═══ Data for this task ═══

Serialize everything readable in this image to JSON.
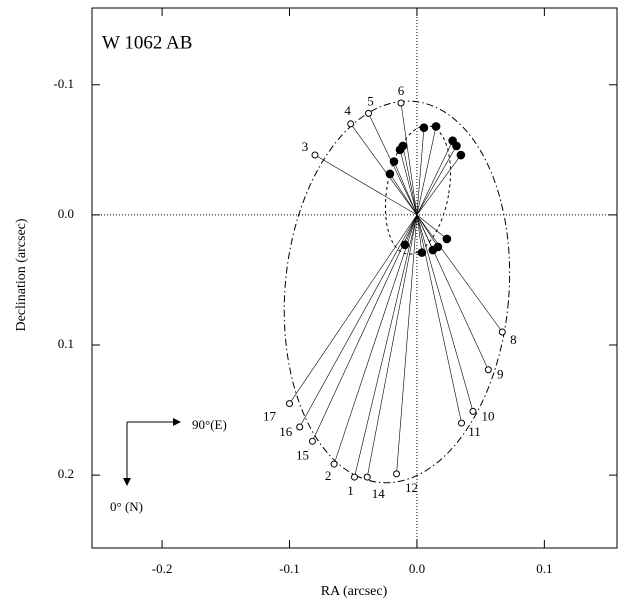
{
  "chart_data": {
    "type": "scatter",
    "title": "W 1062 AB",
    "xlabel": "RA (arcsec)",
    "ylabel": "Declination (arcsec)",
    "xlim": [
      -0.255,
      0.157
    ],
    "ylim": [
      -0.159,
      0.256
    ],
    "y_inverted": true,
    "xticks": [
      -0.2,
      -0.1,
      {
        "value": 0,
        "label": "0.0"
      },
      0.1
    ],
    "yticks": [
      -0.1,
      {
        "value": 0,
        "label": "0.0"
      },
      0.1,
      0.2
    ],
    "series": [
      {
        "marker": "open",
        "color": "#000000",
        "labels": [
          "6",
          "5",
          "4",
          "3",
          "8",
          "9",
          "10",
          "11",
          "12",
          "14",
          "1",
          "2",
          "15",
          "16",
          "17"
        ],
        "x": [
          -0.0125,
          -0.038,
          -0.052,
          -0.08,
          0.067,
          0.056,
          0.044,
          0.035,
          -0.016,
          -0.039,
          -0.049,
          -0.065,
          -0.082,
          -0.092,
          -0.1
        ],
        "values": [
          -0.086,
          -0.078,
          -0.07,
          -0.046,
          0.09,
          0.119,
          0.151,
          0.16,
          0.199,
          0.2015,
          0.2015,
          0.1915,
          0.174,
          0.163,
          0.145
        ]
      },
      {
        "marker": "filled",
        "color": "#000000",
        "x": [
          -0.0212,
          -0.018,
          -0.0133,
          -0.011,
          0.0055,
          0.015,
          0.028,
          0.031,
          0.0345,
          -0.0094,
          0.0039,
          0.0125,
          0.0165,
          0.0235
        ],
        "values": [
          -0.0315,
          -0.041,
          -0.05,
          -0.053,
          -0.067,
          -0.068,
          -0.057,
          -0.053,
          -0.046,
          0.023,
          0.029,
          0.027,
          0.0246,
          0.0185
        ]
      }
    ],
    "orbits": [
      {
        "center": [
          -0.0157,
          0.0592
        ],
        "semi_axes": [
          0.0878,
          0.147
        ],
        "angle": 5,
        "dash": "dash-dot"
      },
      {
        "center": [
          0.0008,
          -0.0192
        ],
        "semi_axes": [
          0.0243,
          0.05
        ],
        "angle": 10,
        "dash": "dashed"
      }
    ],
    "compass": {
      "east": "90°(E)",
      "north": "0° (N)"
    }
  }
}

═══

* Directions: Set down every record once more, word for word, without pictures.

* Written response:
Serialize everything readable in this image to JSON.
{
  "chart_data": {
    "type": "scatter",
    "title": "W 1062 AB",
    "xlabel": "RA (arcsec)",
    "ylabel": "Declination (arcsec)",
    "xlim": [
      -0.255,
      0.157
    ],
    "ylim": [
      -0.159,
      0.256
    ],
    "y_inverted": true,
    "xticks": [
      -0.2,
      -0.1,
      {
        "value": 0,
        "label": "0.0"
      },
      0.1
    ],
    "yticks": [
      -0.1,
      {
        "value": 0,
        "label": "0.0"
      },
      0.1,
      0.2
    ],
    "series": [
      {
        "marker": "open",
        "color": "#000000",
        "labels": [
          "6",
          "5",
          "4",
          "3",
          "8",
          "9",
          "10",
          "11",
          "12",
          "14",
          "1",
          "2",
          "15",
          "16",
          "17"
        ],
        "x": [
          -0.0125,
          -0.038,
          -0.052,
          -0.08,
          0.067,
          0.056,
          0.044,
          0.035,
          -0.016,
          -0.039,
          -0.049,
          -0.065,
          -0.082,
          -0.092,
          -0.1
        ],
        "values": [
          -0.086,
          -0.078,
          -0.07,
          -0.046,
          0.09,
          0.119,
          0.151,
          0.16,
          0.199,
          0.2015,
          0.2015,
          0.1915,
          0.174,
          0.163,
          0.145
        ]
      },
      {
        "marker": "filled",
        "color": "#000000",
        "x": [
          -0.0212,
          -0.018,
          -0.0133,
          -0.011,
          0.0055,
          0.015,
          0.028,
          0.031,
          0.0345,
          -0.0094,
          0.0039,
          0.0125,
          0.0165,
          0.0235
        ],
        "values": [
          -0.0315,
          -0.041,
          -0.05,
          -0.053,
          -0.067,
          -0.068,
          -0.057,
          -0.053,
          -0.046,
          0.023,
          0.029,
          0.027,
          0.0246,
          0.0185
        ]
      }
    ],
    "orbits": [
      {
        "center": [
          -0.0157,
          0.0592
        ],
        "semi_axes": [
          0.0878,
          0.147
        ],
        "angle": 5,
        "dash": "dash-dot"
      },
      {
        "center": [
          0.0008,
          -0.0192
        ],
        "semi_axes": [
          0.0243,
          0.05
        ],
        "angle": 10,
        "dash": "dashed"
      }
    ],
    "compass": {
      "east": "90°(E)",
      "north": "0° (N)"
    }
  }
}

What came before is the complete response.